STATED EXERCISE: Your task is to print every entry below exactly as given.

[Dataset entries on figures]

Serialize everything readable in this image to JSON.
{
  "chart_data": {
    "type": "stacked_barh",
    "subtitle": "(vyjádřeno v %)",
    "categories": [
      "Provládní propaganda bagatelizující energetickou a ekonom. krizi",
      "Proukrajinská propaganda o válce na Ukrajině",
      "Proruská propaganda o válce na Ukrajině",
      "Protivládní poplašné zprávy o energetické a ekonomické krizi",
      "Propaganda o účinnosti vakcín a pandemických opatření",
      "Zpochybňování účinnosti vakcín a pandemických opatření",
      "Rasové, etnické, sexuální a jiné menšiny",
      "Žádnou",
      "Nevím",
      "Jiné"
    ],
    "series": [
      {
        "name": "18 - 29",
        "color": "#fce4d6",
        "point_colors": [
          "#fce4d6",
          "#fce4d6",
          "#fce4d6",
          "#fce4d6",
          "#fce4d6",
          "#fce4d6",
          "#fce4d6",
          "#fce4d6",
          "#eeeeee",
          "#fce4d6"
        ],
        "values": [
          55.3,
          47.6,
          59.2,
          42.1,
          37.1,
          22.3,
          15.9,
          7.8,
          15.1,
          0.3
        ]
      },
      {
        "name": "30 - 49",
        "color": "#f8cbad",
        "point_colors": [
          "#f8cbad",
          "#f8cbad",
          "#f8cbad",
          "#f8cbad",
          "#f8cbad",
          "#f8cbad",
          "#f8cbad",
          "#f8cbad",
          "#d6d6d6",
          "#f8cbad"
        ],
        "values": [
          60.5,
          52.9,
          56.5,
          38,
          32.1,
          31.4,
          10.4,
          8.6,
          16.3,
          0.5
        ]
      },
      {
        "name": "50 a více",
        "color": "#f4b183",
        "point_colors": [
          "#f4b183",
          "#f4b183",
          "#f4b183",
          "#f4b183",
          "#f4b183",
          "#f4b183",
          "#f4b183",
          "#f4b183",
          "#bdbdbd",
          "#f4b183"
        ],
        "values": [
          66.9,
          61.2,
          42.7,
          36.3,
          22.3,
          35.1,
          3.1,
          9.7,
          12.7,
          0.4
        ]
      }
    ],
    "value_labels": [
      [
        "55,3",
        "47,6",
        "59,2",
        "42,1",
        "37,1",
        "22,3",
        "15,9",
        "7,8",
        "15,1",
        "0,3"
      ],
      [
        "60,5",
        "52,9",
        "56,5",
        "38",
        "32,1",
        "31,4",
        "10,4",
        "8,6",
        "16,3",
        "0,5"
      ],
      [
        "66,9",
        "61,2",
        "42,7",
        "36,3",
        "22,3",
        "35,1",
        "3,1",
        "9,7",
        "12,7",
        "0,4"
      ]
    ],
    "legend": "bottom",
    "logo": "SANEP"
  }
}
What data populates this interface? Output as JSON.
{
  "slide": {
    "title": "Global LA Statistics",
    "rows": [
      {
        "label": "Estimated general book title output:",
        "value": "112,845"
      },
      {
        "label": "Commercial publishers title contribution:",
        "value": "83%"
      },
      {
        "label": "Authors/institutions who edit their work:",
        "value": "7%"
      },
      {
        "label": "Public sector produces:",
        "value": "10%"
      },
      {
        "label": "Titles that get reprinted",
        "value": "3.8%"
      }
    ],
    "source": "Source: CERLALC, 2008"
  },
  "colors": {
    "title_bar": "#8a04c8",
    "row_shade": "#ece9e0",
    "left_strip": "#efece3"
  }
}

ANSWER IN FULL:
Serialize everything readable in this image to JSON.
{
  "chart_data": {
    "type": "stacked_barh",
    "subtitle": "(vyjádřeno v %)",
    "categories": [
      "Provládní propaganda bagatelizující energetickou a ekonom. krizi",
      "Proukrajinská propaganda o válce na Ukrajině",
      "Proruská propaganda o válce na Ukrajině",
      "Protivládní poplašné zprávy o energetické a ekonomické krizi",
      "Propaganda o účinnosti vakcín a pandemických opatření",
      "Zpochybňování účinnosti vakcín a pandemických opatření",
      "Rasové, etnické, sexuální a jiné menšiny",
      "Žádnou",
      "Nevím",
      "Jiné"
    ],
    "series": [
      {
        "name": "18 - 29",
        "color": "#fce4d6",
        "point_colors": [
          "#fce4d6",
          "#fce4d6",
          "#fce4d6",
          "#fce4d6",
          "#fce4d6",
          "#fce4d6",
          "#fce4d6",
          "#fce4d6",
          "#eeeeee",
          "#fce4d6"
        ],
        "values": [
          55.3,
          47.6,
          59.2,
          42.1,
          37.1,
          22.3,
          15.9,
          7.8,
          15.1,
          0.3
        ]
      },
      {
        "name": "30 - 49",
        "color": "#f8cbad",
        "point_colors": [
          "#f8cbad",
          "#f8cbad",
          "#f8cbad",
          "#f8cbad",
          "#f8cbad",
          "#f8cbad",
          "#f8cbad",
          "#f8cbad",
          "#d6d6d6",
          "#f8cbad"
        ],
        "values": [
          60.5,
          52.9,
          56.5,
          38,
          32.1,
          31.4,
          10.4,
          8.6,
          16.3,
          0.5
        ]
      },
      {
        "name": "50 a více",
        "color": "#f4b183",
        "point_colors": [
          "#f4b183",
          "#f4b183",
          "#f4b183",
          "#f4b183",
          "#f4b183",
          "#f4b183",
          "#f4b183",
          "#f4b183",
          "#bdbdbd",
          "#f4b183"
        ],
        "values": [
          66.9,
          61.2,
          42.7,
          36.3,
          22.3,
          35.1,
          3.1,
          9.7,
          12.7,
          0.4
        ]
      }
    ],
    "value_labels": [
      [
        "55,3",
        "47,6",
        "59,2",
        "42,1",
        "37,1",
        "22,3",
        "15,9",
        "7,8",
        "15,1",
        "0,3"
      ],
      [
        "60,5",
        "52,9",
        "56,5",
        "38",
        "32,1",
        "31,4",
        "10,4",
        "8,6",
        "16,3",
        "0,5"
      ],
      [
        "66,9",
        "61,2",
        "42,7",
        "36,3",
        "22,3",
        "35,1",
        "3,1",
        "9,7",
        "12,7",
        "0,4"
      ]
    ],
    "legend": "bottom",
    "logo": "SANEP"
  }
}
What data populates this interface? Output as JSON.
{
  "slide": {
    "title": "Global LA Statistics",
    "rows": [
      {
        "label": "Estimated general book title output:",
        "value": "112,845"
      },
      {
        "label": "Commercial publishers title contribution:",
        "value": "83%"
      },
      {
        "label": "Authors/institutions who edit their work:",
        "value": "7%"
      },
      {
        "label": "Public sector produces:",
        "value": "10%"
      },
      {
        "label": "Titles that get reprinted",
        "value": "3.8%"
      }
    ],
    "source": "Source: CERLALC, 2008"
  },
  "colors": {
    "title_bar": "#8a04c8",
    "row_shade": "#ece9e0",
    "left_strip": "#efece3"
  }
}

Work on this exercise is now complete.